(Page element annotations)
──────────

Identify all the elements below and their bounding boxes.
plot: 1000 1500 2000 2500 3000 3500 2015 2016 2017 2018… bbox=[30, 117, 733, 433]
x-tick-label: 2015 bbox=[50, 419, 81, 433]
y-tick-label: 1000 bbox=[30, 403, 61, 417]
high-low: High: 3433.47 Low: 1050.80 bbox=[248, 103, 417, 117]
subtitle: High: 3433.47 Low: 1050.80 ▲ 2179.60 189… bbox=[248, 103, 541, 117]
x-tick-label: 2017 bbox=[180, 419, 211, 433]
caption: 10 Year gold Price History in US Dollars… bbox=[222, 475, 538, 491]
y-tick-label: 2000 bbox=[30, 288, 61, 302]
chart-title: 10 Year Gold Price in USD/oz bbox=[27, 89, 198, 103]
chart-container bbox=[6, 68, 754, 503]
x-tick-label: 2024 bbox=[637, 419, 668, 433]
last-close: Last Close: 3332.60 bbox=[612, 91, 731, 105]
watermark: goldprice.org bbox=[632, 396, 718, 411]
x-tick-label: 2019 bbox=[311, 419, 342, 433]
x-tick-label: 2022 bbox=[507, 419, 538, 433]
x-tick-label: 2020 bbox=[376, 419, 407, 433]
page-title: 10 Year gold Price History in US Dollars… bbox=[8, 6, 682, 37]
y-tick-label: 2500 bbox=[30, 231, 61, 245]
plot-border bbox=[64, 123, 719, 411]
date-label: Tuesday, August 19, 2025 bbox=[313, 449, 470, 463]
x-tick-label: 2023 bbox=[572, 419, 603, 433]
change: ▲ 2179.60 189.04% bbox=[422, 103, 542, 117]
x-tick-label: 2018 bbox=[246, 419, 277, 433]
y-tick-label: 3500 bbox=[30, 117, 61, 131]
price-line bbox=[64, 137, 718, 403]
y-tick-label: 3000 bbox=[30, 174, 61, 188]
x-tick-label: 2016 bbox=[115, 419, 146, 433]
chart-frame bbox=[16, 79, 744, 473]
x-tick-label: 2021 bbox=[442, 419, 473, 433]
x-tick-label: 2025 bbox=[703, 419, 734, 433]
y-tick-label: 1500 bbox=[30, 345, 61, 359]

──────────

EXERCISE BRIEF: From the rows above, pick out every row that contains the word "History" and copy each one in full.

CORRECT ANSWER:
caption: 10 Year gold Price History in US Dollars… bbox=[222, 475, 538, 491]
page-title: 10 Year gold Price History in US Dollars… bbox=[8, 6, 682, 37]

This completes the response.